* [AIM] Copy every line of the data in which the word "nuit" occurs.

========================================================================

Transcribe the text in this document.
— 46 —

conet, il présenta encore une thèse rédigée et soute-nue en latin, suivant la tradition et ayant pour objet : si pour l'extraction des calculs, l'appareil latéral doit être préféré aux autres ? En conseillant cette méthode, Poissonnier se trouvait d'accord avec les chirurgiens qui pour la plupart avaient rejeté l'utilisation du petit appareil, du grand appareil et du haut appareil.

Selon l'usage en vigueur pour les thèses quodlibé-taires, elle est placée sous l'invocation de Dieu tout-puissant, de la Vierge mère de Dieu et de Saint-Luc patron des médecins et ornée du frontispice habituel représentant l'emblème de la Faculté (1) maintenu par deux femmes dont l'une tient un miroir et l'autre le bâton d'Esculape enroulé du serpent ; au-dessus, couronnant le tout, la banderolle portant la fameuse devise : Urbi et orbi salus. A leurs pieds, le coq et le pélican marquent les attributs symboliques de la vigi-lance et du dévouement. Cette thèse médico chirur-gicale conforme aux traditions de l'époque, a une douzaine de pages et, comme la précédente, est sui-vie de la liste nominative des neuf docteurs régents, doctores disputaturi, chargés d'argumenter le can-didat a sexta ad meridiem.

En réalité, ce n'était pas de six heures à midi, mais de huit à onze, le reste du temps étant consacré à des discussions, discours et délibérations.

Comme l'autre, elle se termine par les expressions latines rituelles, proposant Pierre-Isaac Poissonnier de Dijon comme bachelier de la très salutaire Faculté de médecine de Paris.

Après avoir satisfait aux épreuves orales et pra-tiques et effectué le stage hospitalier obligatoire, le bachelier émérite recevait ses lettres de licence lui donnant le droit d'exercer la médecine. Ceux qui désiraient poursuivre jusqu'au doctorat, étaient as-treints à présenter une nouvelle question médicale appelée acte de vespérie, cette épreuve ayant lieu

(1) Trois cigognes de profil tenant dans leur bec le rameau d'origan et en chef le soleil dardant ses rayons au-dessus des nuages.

========================================================================

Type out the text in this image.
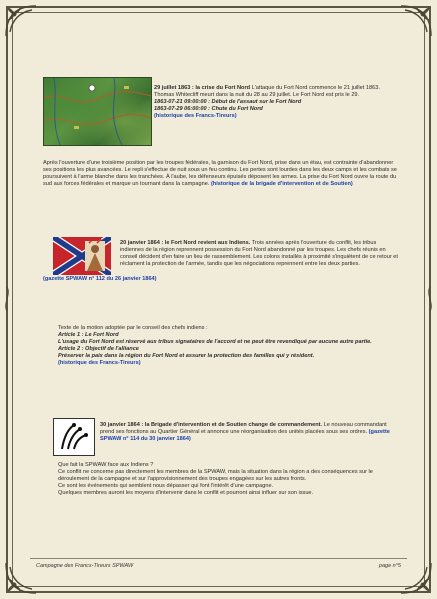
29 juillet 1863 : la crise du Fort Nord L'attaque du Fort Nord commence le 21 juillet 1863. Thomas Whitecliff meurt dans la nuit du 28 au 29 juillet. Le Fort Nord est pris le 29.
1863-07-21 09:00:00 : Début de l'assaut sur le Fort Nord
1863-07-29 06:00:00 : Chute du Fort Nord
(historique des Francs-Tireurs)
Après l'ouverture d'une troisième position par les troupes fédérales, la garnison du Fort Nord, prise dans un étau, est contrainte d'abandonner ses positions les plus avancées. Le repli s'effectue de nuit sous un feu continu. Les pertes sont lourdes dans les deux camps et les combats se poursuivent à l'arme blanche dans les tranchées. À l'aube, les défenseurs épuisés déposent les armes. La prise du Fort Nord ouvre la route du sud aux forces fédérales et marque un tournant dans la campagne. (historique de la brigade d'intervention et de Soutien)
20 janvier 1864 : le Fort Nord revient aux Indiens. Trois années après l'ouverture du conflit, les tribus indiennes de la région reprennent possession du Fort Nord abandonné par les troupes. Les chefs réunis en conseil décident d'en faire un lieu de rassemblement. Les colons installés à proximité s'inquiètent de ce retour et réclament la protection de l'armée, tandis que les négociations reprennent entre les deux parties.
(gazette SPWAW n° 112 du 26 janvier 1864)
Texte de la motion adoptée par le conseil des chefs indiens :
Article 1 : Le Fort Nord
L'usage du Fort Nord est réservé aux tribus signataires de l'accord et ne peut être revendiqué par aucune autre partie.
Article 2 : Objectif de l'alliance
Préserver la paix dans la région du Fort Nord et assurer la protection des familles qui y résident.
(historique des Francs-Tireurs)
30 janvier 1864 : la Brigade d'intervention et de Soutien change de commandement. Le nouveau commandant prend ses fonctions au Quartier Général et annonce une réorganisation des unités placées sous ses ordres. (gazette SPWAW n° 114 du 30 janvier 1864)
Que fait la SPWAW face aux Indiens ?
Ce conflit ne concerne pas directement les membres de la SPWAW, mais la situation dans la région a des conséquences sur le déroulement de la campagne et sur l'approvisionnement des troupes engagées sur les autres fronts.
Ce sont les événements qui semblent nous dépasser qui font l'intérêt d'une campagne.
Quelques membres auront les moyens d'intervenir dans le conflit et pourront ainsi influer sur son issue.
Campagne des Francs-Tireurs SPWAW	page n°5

========================================================================

* [WRITTEN ANSWER]
29 juillet 1863 : la crise du Fort Nord L'attaque du Fort Nord commence le 21 juillet 1863. Thomas Whitecliff meurt dans la nuit du 28 au 29 juillet. Le Fort Nord est pris le 29.
Après l'ouverture d'une troisième position par les troupes fédérales, la garnison du Fort Nord, prise dans un étau, est contrainte d'abandonner ses positions les plus avancées. Le repli s'effectue de nuit sous un feu continu. Les pertes sont lourdes dans les deux camps et les combats se poursuivent à l'arme blanche dans les tranchées. À l'aube, les défenseurs épuisés déposent les armes. La prise du Fort Nord ouvre la route du sud aux forces fédérales et marque un tournant dans la campagne. (historique de la brigade d'intervention et de Soutien)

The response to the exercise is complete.